◆ Objective ◆
Could you give the data below again, exactly and completely?

----------------

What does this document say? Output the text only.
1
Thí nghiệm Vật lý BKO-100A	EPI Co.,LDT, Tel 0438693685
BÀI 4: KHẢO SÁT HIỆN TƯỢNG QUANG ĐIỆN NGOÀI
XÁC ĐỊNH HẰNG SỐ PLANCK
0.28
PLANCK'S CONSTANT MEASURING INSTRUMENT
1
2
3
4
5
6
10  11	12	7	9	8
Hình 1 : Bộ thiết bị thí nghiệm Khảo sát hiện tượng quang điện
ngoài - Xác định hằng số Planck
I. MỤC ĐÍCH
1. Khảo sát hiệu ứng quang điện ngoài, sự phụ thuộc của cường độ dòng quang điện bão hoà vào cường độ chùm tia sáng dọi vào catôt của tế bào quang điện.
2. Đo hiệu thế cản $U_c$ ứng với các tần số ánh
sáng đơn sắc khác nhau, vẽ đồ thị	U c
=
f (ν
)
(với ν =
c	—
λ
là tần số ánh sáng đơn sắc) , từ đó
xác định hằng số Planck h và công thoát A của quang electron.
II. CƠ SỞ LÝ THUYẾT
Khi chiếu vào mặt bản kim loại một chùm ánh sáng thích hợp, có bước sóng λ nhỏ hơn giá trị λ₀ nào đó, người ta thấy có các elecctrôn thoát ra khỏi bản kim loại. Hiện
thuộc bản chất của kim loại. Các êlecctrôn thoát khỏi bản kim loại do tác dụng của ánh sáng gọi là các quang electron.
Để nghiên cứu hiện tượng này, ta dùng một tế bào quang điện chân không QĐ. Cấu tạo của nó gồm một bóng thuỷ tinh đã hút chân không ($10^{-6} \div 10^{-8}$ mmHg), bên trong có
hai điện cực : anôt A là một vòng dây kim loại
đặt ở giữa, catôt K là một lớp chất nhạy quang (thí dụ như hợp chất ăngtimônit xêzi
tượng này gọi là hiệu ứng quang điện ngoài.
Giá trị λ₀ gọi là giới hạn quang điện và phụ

----------------

◆ The output ◆
What does this document say? Output the text only.
1
Thí nghiệm Vật lý BKO-100A	EPI Co.,LDT, Tel 0438693685
BÀI 4: KHẢO SÁT HIỆN TƯỢNG QUANG ĐIỆN NGOÀI
XÁC ĐỊNH HẰNG SỐ PLANCK
0.28
PLANCK'S CONSTANT MEASURING INSTRUMENT
1
2
3
4
5
6
10  11	12	7	9	8
Hình 1 : Bộ thiết bị thí nghiệm Khảo sát hiện tượng quang điện
ngoài - Xác định hằng số Planck
I. MỤC ĐÍCH
1. Khảo sát hiệu ứng quang điện ngoài, sự phụ thuộc của cường độ dòng quang điện bão hoà vào cường độ chùm tia sáng dọi vào catôt của tế bào quang điện.
2. Đo hiệu thế cản $U_c$ ứng với các tần số ánh
sáng đơn sắc khác nhau, vẽ đồ thị	U c
=
f (ν
)
(với ν =
c	—
λ
là tần số ánh sáng đơn sắc) , từ đó
xác định hằng số Planck h và công thoát A của quang electron.
II. CƠ SỞ LÝ THUYẾT
Khi chiếu vào mặt bản kim loại một chùm ánh sáng thích hợp, có bước sóng λ nhỏ hơn giá trị λ₀ nào đó, người ta thấy có các elecctrôn thoát ra khỏi bản kim loại. Hiện
thuộc bản chất của kim loại. Các êlecctrôn thoát khỏi bản kim loại do tác dụng của ánh sáng gọi là các quang electron.
Để nghiên cứu hiện tượng này, ta dùng một tế bào quang điện chân không QĐ. Cấu tạo của nó gồm một bóng thuỷ tinh đã hút chân không ($10^{-6} \div 10^{-8}$ mmHg), bên trong có
hai điện cực : anôt A là một vòng dây kim loại
đặt ở giữa, catôt K là một lớp chất nhạy quang (thí dụ như hợp chất ăngtimônit xêzi
tượng này gọi là hiệu ứng quang điện ngoài.
Giá trị λ₀ gọi là giới hạn quang điện và phụ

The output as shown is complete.